EXERCISE TASK:
Reproduce the data exactly and drop any pictures it holds.

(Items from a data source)

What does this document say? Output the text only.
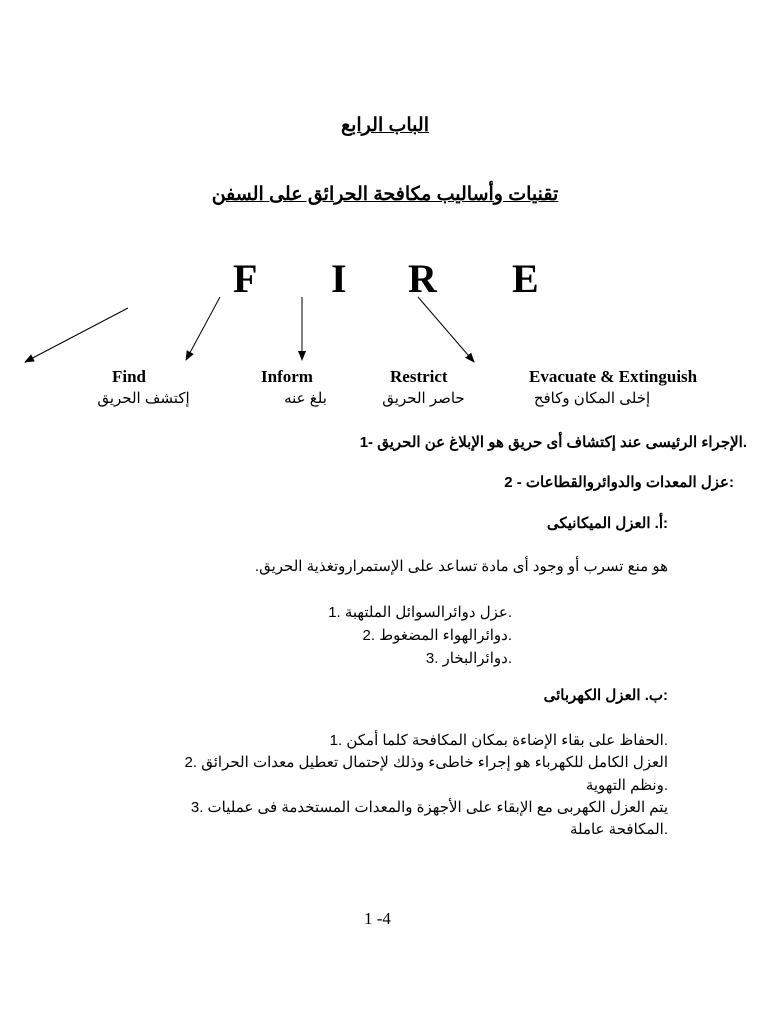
الباب الرابع
تقنيات وأساليب مكافحة الحرائق على السفن
F I R E
Find	Inform	Restrict	Evacuate & Extinguish
إكتشف الحريق	بلغ عنه	حاصر الحريق	إخلى المكان وكافح
.الإجراء الرئيسى عند إكتشاف أى حريق هو الإبلاغ عن الحريق -1
:عزل المعدات والدوائروالقطاعات - 2
:أ. العزل الميكانيكى
هو منع تسرب أو وجود أى مادة تساعد على الإستمراروتغذية الحريق.
.عزل دوائرالسوائل الملتهبة .1
.دوائرالهواء المضغوط .2
.دوائرالبخار .3
:ب. العزل الكهربائى
.الحفاظ على بقاء الإضاءة بمكان المكافحة كلما أمكن .1
العزل الكامل للكهرباء هو إجراء خاطىء وذلك لإحتمال تعطيل معدات الحرائق .2
.ونظم التهوية
يتم العزل الكهربى مع الإبقاء على الأجهزة والمعدات المستخدمة فى عمليات .3
.المكافحة عاملة
1 -4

FULL SOLUTION:
What does this document say? Output the text only.
الباب الرابع
تقنيات وأساليب مكافحة الحرائق على السفن
F I R E
Find	Inform	Restrict	Evacuate & Extinguish
إكتشف الحريق	بلغ عنه	حاصر الحريق	إخلى المكان وكافح
.الإجراء الرئيسى عند إكتشاف أى حريق هو الإبلاغ عن الحريق -1
:عزل المعدات والدوائروالقطاعات - 2
:أ. العزل الميكانيكى
هو منع تسرب أو وجود أى مادة تساعد على الإستمراروتغذية الحريق.
.عزل دوائرالسوائل الملتهبة .1
.دوائرالهواء المضغوط .2
.دوائرالبخار .3
:ب. العزل الكهربائى
.الحفاظ على بقاء الإضاءة بمكان المكافحة كلما أمكن .1
العزل الكامل للكهرباء هو إجراء خاطىء وذلك لإحتمال تعطيل معدات الحرائق .2
.ونظم التهوية
يتم العزل الكهربى مع الإبقاء على الأجهزة والمعدات المستخدمة فى عمليات .3
.المكافحة عاملة
1 -4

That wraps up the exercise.